→ Given request:
Reproduce the records below line for line, without changing a single character.

→ Raw records:
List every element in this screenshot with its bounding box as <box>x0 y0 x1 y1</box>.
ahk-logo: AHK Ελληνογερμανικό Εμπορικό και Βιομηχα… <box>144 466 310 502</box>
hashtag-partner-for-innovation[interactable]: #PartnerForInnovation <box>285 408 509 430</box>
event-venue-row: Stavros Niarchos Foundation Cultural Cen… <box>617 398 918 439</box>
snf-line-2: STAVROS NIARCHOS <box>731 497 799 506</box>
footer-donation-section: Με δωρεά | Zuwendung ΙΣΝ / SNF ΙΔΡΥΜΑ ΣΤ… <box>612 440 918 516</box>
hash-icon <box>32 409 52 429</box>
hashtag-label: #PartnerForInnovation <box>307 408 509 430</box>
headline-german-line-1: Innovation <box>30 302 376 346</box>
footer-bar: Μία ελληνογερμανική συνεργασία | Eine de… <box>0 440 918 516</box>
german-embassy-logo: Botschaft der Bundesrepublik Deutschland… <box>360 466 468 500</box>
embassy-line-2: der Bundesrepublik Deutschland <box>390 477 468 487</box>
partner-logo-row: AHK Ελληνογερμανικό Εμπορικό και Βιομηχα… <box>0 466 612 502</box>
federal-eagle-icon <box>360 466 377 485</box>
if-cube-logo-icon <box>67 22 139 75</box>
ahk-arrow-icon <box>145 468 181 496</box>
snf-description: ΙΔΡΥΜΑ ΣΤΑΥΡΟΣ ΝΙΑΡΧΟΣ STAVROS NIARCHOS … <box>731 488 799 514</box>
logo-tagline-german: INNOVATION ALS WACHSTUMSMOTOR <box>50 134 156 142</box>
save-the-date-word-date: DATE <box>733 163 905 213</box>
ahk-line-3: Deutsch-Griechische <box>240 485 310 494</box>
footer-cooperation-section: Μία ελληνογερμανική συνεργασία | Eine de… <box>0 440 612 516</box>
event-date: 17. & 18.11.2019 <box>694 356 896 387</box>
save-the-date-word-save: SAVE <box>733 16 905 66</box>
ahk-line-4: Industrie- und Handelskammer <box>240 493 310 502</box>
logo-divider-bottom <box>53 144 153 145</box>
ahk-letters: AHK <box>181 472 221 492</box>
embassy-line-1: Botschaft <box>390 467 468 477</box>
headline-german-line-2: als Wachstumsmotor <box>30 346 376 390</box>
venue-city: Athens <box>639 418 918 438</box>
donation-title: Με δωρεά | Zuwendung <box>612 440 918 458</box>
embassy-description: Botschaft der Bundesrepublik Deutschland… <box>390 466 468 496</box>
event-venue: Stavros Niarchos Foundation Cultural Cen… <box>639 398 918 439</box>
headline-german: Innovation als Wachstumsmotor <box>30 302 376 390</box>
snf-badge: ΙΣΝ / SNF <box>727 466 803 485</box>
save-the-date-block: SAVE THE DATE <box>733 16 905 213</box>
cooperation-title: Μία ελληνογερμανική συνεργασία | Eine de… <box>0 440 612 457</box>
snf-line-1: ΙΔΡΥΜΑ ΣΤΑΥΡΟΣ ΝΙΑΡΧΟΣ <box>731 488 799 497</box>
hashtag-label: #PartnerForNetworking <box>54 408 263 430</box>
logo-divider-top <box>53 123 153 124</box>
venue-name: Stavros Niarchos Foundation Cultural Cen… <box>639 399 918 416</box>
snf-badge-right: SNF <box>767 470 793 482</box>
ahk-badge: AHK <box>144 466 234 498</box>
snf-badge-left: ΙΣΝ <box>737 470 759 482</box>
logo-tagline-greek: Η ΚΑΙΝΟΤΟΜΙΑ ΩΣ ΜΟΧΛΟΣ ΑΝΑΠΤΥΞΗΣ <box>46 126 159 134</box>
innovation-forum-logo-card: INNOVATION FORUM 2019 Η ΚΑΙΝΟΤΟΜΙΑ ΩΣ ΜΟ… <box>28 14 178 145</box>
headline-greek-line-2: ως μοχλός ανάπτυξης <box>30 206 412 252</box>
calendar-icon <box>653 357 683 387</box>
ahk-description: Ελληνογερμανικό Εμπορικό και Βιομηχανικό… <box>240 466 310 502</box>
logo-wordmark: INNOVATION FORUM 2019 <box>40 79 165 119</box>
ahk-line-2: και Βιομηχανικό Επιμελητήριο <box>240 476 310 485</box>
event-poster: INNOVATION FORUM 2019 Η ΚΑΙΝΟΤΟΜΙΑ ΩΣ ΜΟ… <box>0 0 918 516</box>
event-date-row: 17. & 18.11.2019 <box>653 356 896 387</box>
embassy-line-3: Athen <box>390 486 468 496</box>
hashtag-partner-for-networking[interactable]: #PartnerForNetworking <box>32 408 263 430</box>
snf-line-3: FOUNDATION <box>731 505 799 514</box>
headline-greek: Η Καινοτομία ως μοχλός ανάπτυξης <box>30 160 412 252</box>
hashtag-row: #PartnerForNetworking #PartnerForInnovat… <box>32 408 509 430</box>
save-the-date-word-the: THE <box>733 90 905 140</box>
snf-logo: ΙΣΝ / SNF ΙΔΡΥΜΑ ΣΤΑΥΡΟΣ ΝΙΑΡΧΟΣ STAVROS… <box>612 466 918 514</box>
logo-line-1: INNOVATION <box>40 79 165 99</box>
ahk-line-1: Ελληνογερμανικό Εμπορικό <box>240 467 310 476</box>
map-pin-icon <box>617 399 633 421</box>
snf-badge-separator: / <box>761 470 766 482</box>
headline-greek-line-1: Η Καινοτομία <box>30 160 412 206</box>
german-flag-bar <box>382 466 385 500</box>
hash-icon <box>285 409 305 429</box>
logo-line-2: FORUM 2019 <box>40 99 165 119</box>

→ Solution for this exercise:
List every element in this screenshot with its bounding box as <box>x0 y0 x1 y1</box>.
ahk-logo: AHK Ελληνογερμανικό Εμπορικό και Βιομηχα… <box>144 466 310 502</box>
hashtag-partner-for-innovation[interactable]: #PartnerForInnovation <box>285 408 509 430</box>
event-venue-row: Stavros Niarchos Foundation Cultural Cen… <box>617 398 918 439</box>
snf-line-2: STAVROS NIARCHOS <box>731 497 799 506</box>
footer-donation-section: Με δωρεά | Zuwendung ΙΣΝ / SNF ΙΔΡΥΜΑ ΣΤ… <box>612 440 918 516</box>
hash-icon <box>32 409 52 429</box>
hashtag-label: #PartnerForInnovation <box>307 408 509 430</box>
headline-german-line-1: Innovation <box>30 302 376 346</box>
footer-bar: Μία ελληνογερμανική συνεργασία | Eine de… <box>0 440 918 516</box>
german-embassy-logo: Botschaft der Bundesrepublik Deutschland… <box>360 466 468 500</box>
embassy-line-2: der Bundesrepublik Deutschland <box>390 477 468 487</box>
partner-logo-row: AHK Ελληνογερμανικό Εμπορικό και Βιομηχα… <box>0 466 612 502</box>
federal-eagle-icon <box>360 466 377 485</box>
if-cube-logo-icon <box>67 22 139 75</box>
ahk-arrow-icon <box>145 468 181 496</box>
snf-description: ΙΔΡΥΜΑ ΣΤΑΥΡΟΣ ΝΙΑΡΧΟΣ STAVROS NIARCHOS … <box>731 488 799 514</box>
logo-tagline-german: INNOVATION ALS WACHSTUMSMOTOR <box>50 134 156 142</box>
save-the-date-word-date: DATE <box>733 163 905 213</box>
ahk-line-3: Deutsch-Griechische <box>240 485 310 494</box>
footer-cooperation-section: Μία ελληνογερμανική συνεργασία | Eine de… <box>0 440 612 516</box>
event-date: 17. & 18.11.2019 <box>694 356 896 387</box>
save-the-date-word-save: SAVE <box>733 16 905 66</box>
ahk-line-4: Industrie- und Handelskammer <box>240 493 310 502</box>
logo-divider-bottom <box>53 144 153 145</box>
ahk-letters: AHK <box>181 472 221 492</box>
embassy-line-1: Botschaft <box>390 467 468 477</box>
headline-german-line-2: als Wachstumsmotor <box>30 346 376 390</box>
venue-city: Athens <box>639 418 918 438</box>
donation-title: Με δωρεά | Zuwendung <box>612 440 918 458</box>
embassy-description: Botschaft der Bundesrepublik Deutschland… <box>390 466 468 496</box>
event-venue: Stavros Niarchos Foundation Cultural Cen… <box>639 398 918 439</box>
headline-german: Innovation als Wachstumsmotor <box>30 302 376 390</box>
snf-badge: ΙΣΝ / SNF <box>727 466 803 485</box>
save-the-date-block: SAVE THE DATE <box>733 16 905 213</box>
cooperation-title: Μία ελληνογερμανική συνεργασία | Eine de… <box>0 440 612 457</box>
snf-line-1: ΙΔΡΥΜΑ ΣΤΑΥΡΟΣ ΝΙΑΡΧΟΣ <box>731 488 799 497</box>
hashtag-label: #PartnerForNetworking <box>54 408 263 430</box>
logo-divider-top <box>53 123 153 124</box>
venue-name: Stavros Niarchos Foundation Cultural Cen… <box>639 399 918 416</box>
snf-badge-right: SNF <box>767 470 793 482</box>
ahk-badge: AHK <box>144 466 234 498</box>
snf-badge-left: ΙΣΝ <box>737 470 759 482</box>
logo-tagline-greek: Η ΚΑΙΝΟΤΟΜΙΑ ΩΣ ΜΟΧΛΟΣ ΑΝΑΠΤΥΞΗΣ <box>46 126 159 134</box>
innovation-forum-logo-card: INNOVATION FORUM 2019 Η ΚΑΙΝΟΤΟΜΙΑ ΩΣ ΜΟ… <box>28 14 178 145</box>
headline-greek-line-2: ως μοχλός ανάπτυξης <box>30 206 412 252</box>
calendar-icon <box>653 357 683 387</box>
ahk-description: Ελληνογερμανικό Εμπορικό και Βιομηχανικό… <box>240 466 310 502</box>
logo-wordmark: INNOVATION FORUM 2019 <box>40 79 165 119</box>
ahk-line-2: και Βιομηχανικό Επιμελητήριο <box>240 476 310 485</box>
event-poster: INNOVATION FORUM 2019 Η ΚΑΙΝΟΤΟΜΙΑ ΩΣ ΜΟ… <box>0 0 918 516</box>
event-date-row: 17. & 18.11.2019 <box>653 356 896 387</box>
embassy-line-3: Athen <box>390 486 468 496</box>
hashtag-partner-for-networking[interactable]: #PartnerForNetworking <box>32 408 263 430</box>
snf-line-3: FOUNDATION <box>731 505 799 514</box>
headline-greek: Η Καινοτομία ως μοχλός ανάπτυξης <box>30 160 412 252</box>
hashtag-row: #PartnerForNetworking #PartnerForInnovat… <box>32 408 509 430</box>
save-the-date-word-the: THE <box>733 90 905 140</box>
snf-logo: ΙΣΝ / SNF ΙΔΡΥΜΑ ΣΤΑΥΡΟΣ ΝΙΑΡΧΟΣ STAVROS… <box>612 466 918 514</box>
logo-line-1: INNOVATION <box>40 79 165 99</box>
ahk-line-1: Ελληνογερμανικό Εμπορικό <box>240 467 310 476</box>
map-pin-icon <box>617 399 633 421</box>
snf-badge-separator: / <box>761 470 766 482</box>
headline-greek-line-1: Η Καινοτομία <box>30 160 412 206</box>
german-flag-bar <box>382 466 385 500</box>
hash-icon <box>285 409 305 429</box>
logo-line-2: FORUM 2019 <box>40 99 165 119</box>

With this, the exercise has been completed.